> [Objective]:
Return all lines with the word "title" in them.

(Figure record extracts)

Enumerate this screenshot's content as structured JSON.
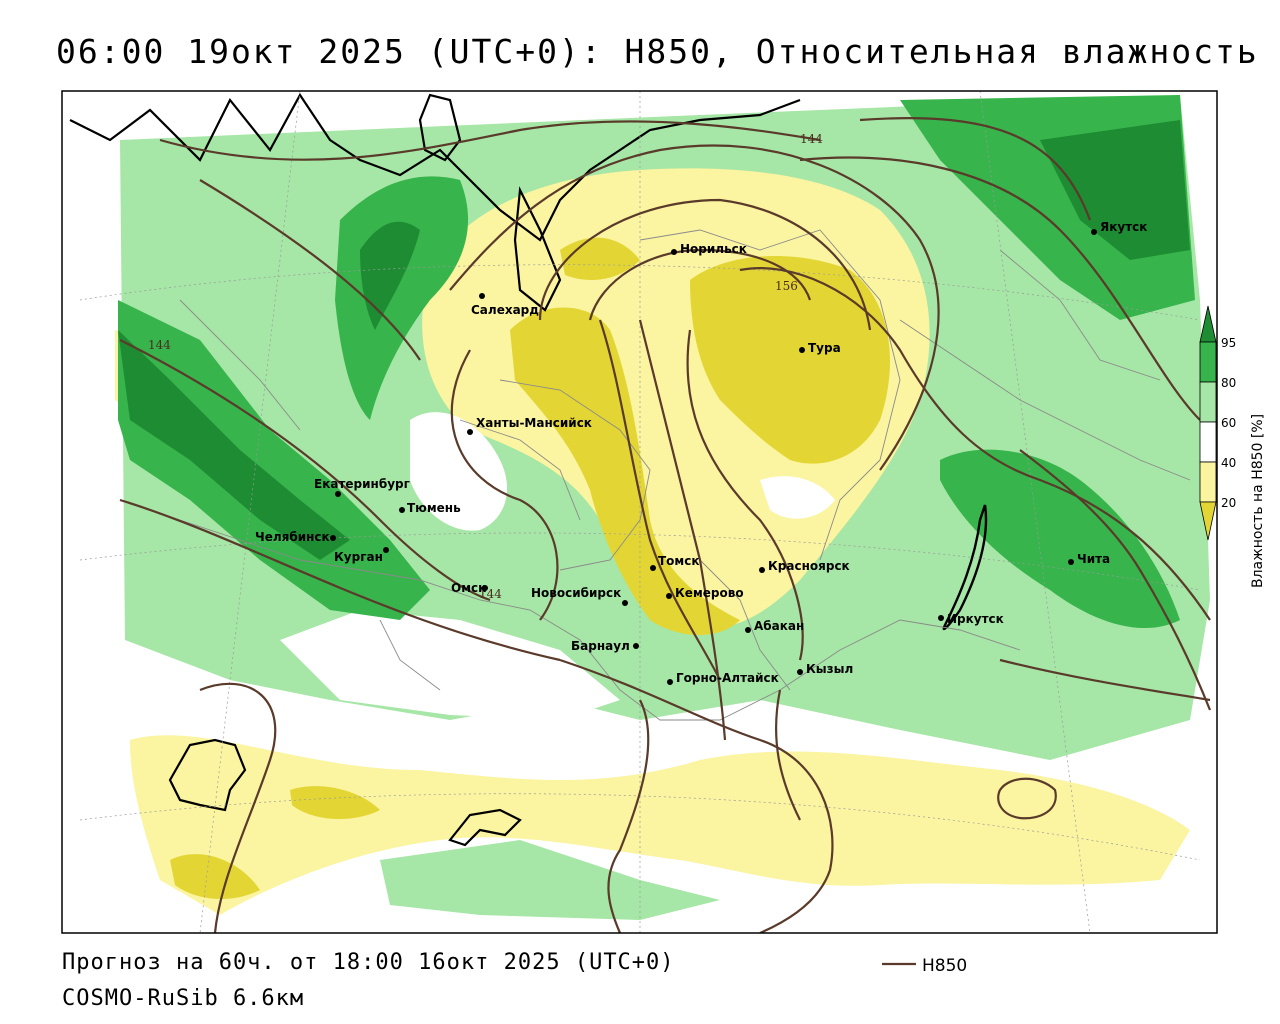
{
  "title": "06:00 19окт 2025 (UTC+0): H850, Относительная влажность",
  "forecast": "Прогноз на 60ч. от 18:00 16окт 2025 (UTC+0)",
  "model": "COSMO-RuSib 6.6км",
  "legend": {
    "line_label": "H850",
    "line_color": "#5a3a2a"
  },
  "colorbar": {
    "title": "Влажность на H850 [%]",
    "ticks": [
      "95",
      "80",
      "60",
      "40",
      "20"
    ],
    "colors": {
      "gt95": "#1e8c32",
      "80_95": "#37b44b",
      "60_80": "#a6e6a6",
      "40_60": "#ffffff",
      "20_40": "#fbf4a0",
      "lt20": "#e3d634"
    }
  },
  "cities": [
    {
      "name": "Якутск"
    },
    {
      "name": "Норильск"
    },
    {
      "name": "Салехард"
    },
    {
      "name": "Тура"
    },
    {
      "name": "Ханты-Мансийск"
    },
    {
      "name": "Екатеринбург"
    },
    {
      "name": "Тюмень"
    },
    {
      "name": "Челябинск"
    },
    {
      "name": "Курган"
    },
    {
      "name": "Омск"
    },
    {
      "name": "Новосибирск"
    },
    {
      "name": "Томск"
    },
    {
      "name": "Кемерово"
    },
    {
      "name": "Красноярск"
    },
    {
      "name": "Абакан"
    },
    {
      "name": "Барнаул"
    },
    {
      "name": "Горно-Алтайск"
    },
    {
      "name": "Кызыл"
    },
    {
      "name": "Иркутск"
    },
    {
      "name": "Чита"
    }
  ],
  "contour_labels": [
    "144",
    "156",
    "144",
    "144"
  ]
}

> [Answer below]:
  "title": "06:00 19окт 2025 (UTC+0): H850, Относительная влажность",
    "title": "Влажность на H850 [%]",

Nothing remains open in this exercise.